**WHAT TO PRODUCE**
Only a number is required: how many lines of the material contain the word "JSON"?

■ ■ ■ ■

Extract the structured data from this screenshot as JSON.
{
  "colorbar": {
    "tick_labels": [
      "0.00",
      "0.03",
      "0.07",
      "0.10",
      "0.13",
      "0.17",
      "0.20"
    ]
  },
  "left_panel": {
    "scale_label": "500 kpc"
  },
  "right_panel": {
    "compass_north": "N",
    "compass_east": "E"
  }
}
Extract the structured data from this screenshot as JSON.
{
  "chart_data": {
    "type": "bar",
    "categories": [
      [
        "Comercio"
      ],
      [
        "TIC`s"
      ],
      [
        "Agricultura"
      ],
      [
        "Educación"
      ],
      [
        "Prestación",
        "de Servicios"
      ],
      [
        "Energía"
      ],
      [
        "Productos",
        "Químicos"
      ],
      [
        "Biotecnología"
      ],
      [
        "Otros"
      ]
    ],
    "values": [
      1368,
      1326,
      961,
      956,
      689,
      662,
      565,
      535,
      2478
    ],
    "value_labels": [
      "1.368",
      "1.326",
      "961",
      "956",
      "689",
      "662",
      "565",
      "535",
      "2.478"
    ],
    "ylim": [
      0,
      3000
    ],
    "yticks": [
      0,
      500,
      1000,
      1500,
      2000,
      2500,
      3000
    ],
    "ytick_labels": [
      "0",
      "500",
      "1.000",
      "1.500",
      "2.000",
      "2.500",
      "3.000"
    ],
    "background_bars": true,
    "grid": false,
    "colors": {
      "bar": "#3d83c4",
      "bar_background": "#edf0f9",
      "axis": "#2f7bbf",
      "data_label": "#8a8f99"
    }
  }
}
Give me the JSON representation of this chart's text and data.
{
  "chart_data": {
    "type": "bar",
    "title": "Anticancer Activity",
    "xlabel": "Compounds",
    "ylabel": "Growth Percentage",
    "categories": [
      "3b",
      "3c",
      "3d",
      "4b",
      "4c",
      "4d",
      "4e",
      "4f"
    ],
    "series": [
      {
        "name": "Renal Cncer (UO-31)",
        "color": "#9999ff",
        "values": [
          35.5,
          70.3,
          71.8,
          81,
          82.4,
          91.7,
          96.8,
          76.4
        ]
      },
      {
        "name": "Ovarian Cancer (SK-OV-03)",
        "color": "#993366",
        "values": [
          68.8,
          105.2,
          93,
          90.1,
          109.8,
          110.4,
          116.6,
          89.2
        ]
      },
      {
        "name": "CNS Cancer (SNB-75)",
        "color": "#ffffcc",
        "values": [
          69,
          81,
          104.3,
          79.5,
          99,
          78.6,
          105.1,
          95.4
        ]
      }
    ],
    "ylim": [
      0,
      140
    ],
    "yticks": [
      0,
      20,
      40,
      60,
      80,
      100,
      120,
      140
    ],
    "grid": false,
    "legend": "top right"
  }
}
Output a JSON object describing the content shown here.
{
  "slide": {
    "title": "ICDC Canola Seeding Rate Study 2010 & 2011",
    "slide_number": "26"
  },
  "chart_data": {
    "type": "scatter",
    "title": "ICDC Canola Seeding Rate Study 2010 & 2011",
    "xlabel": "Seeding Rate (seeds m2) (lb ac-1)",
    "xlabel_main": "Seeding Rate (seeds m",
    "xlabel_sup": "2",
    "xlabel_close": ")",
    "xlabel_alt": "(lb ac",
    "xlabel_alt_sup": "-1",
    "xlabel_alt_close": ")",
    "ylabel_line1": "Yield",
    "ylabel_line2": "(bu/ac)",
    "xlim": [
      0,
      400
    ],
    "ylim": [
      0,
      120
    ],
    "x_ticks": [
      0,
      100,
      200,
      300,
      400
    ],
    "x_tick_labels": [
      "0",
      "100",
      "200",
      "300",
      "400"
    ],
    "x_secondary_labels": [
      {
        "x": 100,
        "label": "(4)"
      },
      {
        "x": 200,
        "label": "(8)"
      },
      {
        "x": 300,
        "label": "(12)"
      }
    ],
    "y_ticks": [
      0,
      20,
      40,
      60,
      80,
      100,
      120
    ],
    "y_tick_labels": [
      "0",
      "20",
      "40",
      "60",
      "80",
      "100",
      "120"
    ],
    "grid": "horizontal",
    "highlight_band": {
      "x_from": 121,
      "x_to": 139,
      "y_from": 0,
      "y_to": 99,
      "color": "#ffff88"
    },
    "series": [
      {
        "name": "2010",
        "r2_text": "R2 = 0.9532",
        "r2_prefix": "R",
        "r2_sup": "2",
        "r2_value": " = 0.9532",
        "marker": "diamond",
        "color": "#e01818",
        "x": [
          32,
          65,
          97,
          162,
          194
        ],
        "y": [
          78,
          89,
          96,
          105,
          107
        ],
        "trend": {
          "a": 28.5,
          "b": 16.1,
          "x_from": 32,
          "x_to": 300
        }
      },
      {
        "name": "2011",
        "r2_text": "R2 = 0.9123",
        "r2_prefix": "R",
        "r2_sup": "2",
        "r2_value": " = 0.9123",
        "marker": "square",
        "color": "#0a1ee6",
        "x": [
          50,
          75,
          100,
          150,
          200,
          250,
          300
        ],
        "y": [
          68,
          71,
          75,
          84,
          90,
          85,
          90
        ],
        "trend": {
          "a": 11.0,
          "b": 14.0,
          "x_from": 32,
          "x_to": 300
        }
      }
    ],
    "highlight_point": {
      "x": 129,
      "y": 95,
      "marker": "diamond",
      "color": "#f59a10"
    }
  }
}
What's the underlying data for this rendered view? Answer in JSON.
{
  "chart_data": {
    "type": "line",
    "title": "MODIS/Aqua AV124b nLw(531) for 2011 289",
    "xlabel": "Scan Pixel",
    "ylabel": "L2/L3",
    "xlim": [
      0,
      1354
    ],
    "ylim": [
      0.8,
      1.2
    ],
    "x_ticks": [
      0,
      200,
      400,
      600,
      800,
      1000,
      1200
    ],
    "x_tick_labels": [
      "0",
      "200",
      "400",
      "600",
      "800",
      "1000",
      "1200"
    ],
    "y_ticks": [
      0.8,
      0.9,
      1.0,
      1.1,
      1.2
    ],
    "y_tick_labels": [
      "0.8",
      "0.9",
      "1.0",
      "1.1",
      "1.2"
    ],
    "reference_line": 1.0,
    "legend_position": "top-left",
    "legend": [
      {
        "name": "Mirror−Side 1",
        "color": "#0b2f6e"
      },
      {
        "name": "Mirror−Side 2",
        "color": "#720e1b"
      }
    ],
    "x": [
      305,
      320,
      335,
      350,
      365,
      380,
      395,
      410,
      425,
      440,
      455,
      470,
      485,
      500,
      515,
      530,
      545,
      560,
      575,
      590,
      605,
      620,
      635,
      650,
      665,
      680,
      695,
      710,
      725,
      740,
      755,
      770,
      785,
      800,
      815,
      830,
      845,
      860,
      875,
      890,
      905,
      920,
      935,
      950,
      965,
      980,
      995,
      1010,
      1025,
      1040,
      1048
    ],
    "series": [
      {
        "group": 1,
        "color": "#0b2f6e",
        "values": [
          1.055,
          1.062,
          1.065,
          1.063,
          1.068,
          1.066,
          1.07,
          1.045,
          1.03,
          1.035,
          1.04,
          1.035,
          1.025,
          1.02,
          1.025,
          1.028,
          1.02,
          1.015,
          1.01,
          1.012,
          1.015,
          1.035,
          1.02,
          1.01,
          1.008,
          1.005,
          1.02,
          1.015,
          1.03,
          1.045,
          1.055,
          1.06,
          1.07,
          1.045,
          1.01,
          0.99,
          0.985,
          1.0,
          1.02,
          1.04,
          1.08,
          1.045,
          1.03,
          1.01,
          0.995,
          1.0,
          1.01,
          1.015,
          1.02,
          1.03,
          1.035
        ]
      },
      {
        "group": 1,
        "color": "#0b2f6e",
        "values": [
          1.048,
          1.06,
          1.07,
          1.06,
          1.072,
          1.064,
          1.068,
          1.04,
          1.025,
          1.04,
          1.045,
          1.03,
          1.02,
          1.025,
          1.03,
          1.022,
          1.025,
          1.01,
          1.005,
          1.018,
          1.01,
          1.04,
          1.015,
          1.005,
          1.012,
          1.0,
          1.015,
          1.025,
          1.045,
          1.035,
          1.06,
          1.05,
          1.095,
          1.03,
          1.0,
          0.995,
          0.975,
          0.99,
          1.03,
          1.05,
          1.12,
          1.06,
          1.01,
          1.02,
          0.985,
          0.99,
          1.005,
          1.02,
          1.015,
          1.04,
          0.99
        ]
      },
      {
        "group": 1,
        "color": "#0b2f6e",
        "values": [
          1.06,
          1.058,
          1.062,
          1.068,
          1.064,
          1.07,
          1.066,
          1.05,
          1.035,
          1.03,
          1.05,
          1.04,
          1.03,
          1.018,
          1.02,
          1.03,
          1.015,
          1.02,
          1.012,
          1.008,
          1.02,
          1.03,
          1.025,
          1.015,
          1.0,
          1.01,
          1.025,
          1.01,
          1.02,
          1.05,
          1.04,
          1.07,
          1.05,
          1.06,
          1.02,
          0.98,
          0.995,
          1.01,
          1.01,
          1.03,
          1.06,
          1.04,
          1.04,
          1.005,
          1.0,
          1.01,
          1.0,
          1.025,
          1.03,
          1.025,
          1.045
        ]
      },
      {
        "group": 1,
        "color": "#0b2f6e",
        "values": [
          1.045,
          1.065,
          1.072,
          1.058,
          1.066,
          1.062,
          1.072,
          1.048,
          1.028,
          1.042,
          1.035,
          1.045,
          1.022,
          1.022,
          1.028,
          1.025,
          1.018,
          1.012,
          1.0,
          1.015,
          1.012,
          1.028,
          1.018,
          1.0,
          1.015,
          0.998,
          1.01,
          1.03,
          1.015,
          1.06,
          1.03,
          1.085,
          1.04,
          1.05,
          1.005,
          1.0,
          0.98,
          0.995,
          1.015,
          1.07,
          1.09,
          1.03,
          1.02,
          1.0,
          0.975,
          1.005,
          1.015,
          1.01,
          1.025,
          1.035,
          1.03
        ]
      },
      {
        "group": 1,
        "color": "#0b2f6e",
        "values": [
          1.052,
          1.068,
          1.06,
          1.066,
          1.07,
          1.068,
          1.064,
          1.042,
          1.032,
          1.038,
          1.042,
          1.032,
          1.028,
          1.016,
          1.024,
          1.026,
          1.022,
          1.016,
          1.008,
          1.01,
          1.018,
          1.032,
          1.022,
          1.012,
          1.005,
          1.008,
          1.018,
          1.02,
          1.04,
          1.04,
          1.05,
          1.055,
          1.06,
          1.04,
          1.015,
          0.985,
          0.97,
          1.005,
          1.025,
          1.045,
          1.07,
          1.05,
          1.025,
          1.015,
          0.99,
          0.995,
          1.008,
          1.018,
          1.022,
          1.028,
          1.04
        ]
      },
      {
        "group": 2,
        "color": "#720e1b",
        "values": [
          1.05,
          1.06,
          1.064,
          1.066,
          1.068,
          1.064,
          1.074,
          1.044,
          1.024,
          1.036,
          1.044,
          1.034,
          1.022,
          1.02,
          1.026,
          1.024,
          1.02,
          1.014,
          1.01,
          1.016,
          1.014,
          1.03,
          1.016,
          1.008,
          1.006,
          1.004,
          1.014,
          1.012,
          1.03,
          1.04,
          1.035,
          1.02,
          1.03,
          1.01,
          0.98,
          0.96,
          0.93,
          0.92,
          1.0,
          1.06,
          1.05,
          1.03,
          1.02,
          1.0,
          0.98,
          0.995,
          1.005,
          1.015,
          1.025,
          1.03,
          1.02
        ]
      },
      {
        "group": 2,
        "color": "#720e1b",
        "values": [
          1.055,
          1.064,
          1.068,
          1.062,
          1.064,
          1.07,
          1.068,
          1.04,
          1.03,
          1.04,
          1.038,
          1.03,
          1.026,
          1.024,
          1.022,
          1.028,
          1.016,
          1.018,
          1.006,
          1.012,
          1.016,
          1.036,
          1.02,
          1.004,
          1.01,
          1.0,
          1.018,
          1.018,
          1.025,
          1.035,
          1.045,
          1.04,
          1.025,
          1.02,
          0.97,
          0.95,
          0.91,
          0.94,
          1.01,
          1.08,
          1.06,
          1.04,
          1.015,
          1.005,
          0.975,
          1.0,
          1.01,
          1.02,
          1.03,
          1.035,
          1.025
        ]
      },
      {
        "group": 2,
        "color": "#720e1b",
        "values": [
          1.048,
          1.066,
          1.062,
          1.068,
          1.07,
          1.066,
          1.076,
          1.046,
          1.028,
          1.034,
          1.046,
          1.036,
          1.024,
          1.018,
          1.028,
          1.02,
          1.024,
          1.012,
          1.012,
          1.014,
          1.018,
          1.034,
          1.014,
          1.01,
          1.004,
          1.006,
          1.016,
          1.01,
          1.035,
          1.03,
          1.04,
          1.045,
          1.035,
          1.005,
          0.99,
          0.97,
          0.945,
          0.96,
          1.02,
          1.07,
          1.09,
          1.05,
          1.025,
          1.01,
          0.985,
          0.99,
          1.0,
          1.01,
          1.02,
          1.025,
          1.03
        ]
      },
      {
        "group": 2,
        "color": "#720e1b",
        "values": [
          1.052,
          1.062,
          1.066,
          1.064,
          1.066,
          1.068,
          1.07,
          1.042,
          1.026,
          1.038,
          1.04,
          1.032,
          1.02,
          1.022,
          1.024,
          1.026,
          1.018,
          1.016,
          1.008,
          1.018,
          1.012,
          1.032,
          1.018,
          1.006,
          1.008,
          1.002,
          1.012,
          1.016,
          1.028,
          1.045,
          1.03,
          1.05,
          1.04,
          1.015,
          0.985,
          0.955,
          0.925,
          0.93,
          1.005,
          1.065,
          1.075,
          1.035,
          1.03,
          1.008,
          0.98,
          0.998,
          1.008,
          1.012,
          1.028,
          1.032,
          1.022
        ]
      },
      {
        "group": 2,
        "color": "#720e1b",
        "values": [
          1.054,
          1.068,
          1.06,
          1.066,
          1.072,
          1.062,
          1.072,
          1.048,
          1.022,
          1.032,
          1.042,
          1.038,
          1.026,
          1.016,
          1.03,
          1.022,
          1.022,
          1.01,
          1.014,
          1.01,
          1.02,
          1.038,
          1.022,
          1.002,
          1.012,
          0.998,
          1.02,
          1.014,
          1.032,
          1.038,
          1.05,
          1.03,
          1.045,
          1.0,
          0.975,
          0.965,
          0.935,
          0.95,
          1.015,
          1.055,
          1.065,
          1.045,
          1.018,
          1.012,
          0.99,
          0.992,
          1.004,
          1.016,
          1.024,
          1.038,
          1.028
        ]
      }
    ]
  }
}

■ ■ ■ ■

**CORRECT RESPONSE**
5